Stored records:
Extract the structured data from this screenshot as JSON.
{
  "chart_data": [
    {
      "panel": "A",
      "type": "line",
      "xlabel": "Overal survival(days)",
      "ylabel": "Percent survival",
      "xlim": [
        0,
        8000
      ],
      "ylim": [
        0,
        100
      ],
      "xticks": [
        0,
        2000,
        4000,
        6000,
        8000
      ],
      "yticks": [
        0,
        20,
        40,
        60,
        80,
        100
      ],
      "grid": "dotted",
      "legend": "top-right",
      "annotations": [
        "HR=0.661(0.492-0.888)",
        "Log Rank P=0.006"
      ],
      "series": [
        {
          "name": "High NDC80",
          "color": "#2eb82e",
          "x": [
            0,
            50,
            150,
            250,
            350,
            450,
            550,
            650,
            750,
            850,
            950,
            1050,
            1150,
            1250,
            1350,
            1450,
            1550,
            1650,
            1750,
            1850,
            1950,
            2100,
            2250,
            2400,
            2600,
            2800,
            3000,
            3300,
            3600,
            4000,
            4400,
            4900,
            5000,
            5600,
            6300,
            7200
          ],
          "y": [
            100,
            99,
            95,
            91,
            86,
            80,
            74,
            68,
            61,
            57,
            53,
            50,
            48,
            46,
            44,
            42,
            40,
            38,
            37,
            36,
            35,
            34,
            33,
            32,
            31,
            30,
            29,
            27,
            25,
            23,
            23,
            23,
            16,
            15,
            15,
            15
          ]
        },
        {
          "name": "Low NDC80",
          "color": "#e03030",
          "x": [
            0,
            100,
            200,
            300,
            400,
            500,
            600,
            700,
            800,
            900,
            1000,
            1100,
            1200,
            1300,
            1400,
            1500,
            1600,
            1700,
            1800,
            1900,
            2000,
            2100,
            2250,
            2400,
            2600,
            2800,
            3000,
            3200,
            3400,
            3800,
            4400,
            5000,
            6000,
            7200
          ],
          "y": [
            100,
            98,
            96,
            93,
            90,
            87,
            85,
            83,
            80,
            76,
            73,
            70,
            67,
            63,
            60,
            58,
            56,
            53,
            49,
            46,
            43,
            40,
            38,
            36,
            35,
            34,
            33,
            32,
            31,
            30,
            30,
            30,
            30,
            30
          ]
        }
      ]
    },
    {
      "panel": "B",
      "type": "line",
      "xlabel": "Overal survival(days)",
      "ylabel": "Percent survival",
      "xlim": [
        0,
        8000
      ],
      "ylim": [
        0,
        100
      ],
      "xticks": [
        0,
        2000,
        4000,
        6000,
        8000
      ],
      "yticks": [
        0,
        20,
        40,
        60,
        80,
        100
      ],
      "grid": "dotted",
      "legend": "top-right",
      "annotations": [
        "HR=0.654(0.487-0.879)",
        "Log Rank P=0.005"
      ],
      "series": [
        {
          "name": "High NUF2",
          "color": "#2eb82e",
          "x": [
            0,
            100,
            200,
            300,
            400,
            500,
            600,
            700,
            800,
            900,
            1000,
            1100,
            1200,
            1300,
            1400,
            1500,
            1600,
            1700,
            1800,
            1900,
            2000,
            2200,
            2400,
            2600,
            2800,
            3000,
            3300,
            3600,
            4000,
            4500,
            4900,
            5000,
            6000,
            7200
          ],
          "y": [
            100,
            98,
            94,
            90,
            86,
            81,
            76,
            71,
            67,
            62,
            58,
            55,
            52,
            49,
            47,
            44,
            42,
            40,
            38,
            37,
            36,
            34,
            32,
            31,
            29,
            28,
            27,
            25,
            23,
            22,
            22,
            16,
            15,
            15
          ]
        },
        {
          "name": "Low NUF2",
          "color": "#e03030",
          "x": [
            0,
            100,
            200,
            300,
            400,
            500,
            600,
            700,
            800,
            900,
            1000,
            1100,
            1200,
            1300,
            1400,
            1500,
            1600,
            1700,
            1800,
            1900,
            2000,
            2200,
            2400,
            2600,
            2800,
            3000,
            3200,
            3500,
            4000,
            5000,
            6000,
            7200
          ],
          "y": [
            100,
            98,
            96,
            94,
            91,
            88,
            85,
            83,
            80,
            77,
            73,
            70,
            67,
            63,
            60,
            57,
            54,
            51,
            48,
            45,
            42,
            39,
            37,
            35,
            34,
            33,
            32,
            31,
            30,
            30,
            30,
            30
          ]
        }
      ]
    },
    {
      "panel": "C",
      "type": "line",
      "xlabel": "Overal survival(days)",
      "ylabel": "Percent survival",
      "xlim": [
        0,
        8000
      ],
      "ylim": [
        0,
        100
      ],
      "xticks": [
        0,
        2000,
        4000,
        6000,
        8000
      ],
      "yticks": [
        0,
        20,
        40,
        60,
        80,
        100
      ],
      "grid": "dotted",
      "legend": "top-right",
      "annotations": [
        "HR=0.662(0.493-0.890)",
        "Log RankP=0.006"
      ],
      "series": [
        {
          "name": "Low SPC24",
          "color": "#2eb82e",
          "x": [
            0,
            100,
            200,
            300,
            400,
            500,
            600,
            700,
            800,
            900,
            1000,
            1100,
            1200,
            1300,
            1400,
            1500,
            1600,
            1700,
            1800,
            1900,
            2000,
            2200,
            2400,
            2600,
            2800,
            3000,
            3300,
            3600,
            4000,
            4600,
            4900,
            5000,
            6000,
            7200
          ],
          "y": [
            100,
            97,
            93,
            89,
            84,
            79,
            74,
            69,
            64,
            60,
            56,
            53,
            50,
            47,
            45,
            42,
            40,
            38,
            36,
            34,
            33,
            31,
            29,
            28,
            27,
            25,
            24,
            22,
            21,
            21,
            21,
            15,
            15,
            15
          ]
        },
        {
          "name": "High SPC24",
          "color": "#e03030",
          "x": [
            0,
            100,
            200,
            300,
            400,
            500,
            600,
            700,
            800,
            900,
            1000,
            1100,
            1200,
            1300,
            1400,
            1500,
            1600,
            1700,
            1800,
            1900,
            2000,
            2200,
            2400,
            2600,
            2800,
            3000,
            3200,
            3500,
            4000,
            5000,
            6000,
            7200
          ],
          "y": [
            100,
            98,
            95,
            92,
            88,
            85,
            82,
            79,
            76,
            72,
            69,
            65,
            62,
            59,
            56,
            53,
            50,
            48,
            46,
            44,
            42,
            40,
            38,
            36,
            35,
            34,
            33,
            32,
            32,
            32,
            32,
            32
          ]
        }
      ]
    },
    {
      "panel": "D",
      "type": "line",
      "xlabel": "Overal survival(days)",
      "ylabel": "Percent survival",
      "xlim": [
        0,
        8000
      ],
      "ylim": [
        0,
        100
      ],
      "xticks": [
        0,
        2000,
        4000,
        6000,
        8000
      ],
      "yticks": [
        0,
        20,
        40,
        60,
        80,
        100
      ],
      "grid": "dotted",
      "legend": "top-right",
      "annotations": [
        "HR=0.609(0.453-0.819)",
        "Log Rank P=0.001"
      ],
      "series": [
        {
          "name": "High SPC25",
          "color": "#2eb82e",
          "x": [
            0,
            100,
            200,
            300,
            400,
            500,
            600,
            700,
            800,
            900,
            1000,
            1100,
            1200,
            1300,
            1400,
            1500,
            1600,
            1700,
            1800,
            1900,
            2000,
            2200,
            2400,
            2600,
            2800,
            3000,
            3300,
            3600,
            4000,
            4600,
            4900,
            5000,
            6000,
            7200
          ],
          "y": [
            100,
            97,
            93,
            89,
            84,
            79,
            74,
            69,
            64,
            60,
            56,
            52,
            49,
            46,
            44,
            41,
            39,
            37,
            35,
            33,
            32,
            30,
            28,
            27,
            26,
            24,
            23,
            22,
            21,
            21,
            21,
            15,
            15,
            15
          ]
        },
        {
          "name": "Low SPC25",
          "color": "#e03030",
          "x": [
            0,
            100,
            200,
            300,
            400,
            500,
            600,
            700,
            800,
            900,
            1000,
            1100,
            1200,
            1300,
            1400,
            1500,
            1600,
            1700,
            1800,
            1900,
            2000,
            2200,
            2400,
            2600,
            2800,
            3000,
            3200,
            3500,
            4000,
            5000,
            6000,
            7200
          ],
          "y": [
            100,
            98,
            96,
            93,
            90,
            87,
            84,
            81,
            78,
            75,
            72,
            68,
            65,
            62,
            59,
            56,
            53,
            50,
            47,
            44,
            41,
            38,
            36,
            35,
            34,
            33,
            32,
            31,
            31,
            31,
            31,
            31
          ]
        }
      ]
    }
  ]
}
* * *
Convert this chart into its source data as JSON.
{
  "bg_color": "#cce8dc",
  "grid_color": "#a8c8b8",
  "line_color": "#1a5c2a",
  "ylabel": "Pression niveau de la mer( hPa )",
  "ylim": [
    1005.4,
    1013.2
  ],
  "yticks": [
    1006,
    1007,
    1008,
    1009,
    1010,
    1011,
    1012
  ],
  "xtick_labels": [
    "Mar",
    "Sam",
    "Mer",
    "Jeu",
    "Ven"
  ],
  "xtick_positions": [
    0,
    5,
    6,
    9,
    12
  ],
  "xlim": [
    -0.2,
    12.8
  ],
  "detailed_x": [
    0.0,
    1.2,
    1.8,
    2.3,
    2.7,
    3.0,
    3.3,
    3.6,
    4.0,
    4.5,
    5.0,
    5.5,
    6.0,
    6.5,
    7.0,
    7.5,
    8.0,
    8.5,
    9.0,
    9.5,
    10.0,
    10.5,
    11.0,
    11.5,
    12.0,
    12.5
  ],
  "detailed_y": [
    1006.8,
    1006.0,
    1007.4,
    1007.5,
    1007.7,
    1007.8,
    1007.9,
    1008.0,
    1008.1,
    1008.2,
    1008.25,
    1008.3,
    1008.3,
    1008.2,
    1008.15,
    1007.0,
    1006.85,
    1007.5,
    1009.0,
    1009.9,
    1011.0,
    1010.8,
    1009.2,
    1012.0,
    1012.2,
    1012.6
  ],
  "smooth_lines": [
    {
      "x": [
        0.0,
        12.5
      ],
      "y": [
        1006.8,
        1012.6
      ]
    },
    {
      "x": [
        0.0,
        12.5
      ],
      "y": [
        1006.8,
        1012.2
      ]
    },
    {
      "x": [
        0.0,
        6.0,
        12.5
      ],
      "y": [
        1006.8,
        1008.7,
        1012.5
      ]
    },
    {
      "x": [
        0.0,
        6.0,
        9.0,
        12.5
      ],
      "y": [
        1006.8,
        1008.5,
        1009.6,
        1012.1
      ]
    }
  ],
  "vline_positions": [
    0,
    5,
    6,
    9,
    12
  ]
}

> [Instruction] Your reply is one number: how many lines of the records above contain the word "High".

> [Exercise output] 4